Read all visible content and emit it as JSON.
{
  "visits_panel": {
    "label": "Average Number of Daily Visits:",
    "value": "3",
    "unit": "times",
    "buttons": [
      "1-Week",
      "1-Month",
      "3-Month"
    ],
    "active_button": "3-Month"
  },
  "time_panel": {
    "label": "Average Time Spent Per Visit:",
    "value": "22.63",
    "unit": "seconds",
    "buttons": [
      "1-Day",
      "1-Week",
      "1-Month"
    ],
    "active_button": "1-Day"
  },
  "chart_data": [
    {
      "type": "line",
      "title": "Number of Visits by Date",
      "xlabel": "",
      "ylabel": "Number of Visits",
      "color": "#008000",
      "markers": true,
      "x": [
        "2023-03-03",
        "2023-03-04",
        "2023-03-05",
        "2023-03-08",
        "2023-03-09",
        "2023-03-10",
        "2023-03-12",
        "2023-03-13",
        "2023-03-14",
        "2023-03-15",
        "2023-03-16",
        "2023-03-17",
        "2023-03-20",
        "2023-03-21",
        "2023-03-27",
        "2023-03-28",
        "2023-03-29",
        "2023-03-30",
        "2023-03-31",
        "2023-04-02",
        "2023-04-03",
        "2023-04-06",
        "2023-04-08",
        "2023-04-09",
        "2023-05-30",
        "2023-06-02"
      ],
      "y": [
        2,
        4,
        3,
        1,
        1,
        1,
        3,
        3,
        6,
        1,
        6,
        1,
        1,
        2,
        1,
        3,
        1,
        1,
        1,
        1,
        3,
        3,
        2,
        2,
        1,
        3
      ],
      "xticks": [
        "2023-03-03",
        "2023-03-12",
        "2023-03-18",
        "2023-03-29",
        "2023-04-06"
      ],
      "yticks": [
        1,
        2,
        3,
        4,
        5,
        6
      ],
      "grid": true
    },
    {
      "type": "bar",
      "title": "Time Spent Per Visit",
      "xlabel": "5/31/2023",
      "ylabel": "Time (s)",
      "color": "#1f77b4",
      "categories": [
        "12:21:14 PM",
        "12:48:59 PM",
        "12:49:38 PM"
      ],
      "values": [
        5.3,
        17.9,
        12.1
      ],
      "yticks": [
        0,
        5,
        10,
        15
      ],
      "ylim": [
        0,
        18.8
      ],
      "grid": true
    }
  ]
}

[Written request]: All of the data must be returned exactly.

[Complete response]:
Read all visible content and emit it as JSON.
{
  "visits_panel": {
    "label": "Average Number of Daily Visits:",
    "value": "3",
    "unit": "times",
    "buttons": [
      "1-Week",
      "1-Month",
      "3-Month"
    ],
    "active_button": "3-Month"
  },
  "time_panel": {
    "label": "Average Time Spent Per Visit:",
    "value": "22.63",
    "unit": "seconds",
    "buttons": [
      "1-Day",
      "1-Week",
      "1-Month"
    ],
    "active_button": "1-Day"
  },
  "chart_data": [
    {
      "type": "line",
      "title": "Number of Visits by Date",
      "xlabel": "",
      "ylabel": "Number of Visits",
      "color": "#008000",
      "markers": true,
      "x": [
        "2023-03-03",
        "2023-03-04",
        "2023-03-05",
        "2023-03-08",
        "2023-03-09",
        "2023-03-10",
        "2023-03-12",
        "2023-03-13",
        "2023-03-14",
        "2023-03-15",
        "2023-03-16",
        "2023-03-17",
        "2023-03-20",
        "2023-03-21",
        "2023-03-27",
        "2023-03-28",
        "2023-03-29",
        "2023-03-30",
        "2023-03-31",
        "2023-04-02",
        "2023-04-03",
        "2023-04-06",
        "2023-04-08",
        "2023-04-09",
        "2023-05-30",
        "2023-06-02"
      ],
      "y": [
        2,
        4,
        3,
        1,
        1,
        1,
        3,
        3,
        6,
        1,
        6,
        1,
        1,
        2,
        1,
        3,
        1,
        1,
        1,
        1,
        3,
        3,
        2,
        2,
        1,
        3
      ],
      "xticks": [
        "2023-03-03",
        "2023-03-12",
        "2023-03-18",
        "2023-03-29",
        "2023-04-06"
      ],
      "yticks": [
        1,
        2,
        3,
        4,
        5,
        6
      ],
      "grid": true
    },
    {
      "type": "bar",
      "title": "Time Spent Per Visit",
      "xlabel": "5/31/2023",
      "ylabel": "Time (s)",
      "color": "#1f77b4",
      "categories": [
        "12:21:14 PM",
        "12:48:59 PM",
        "12:49:38 PM"
      ],
      "values": [
        5.3,
        17.9,
        12.1
      ],
      "yticks": [
        0,
        5,
        10,
        15
      ],
      "ylim": [
        0,
        18.8
      ],
      "grid": true
    }
  ]
}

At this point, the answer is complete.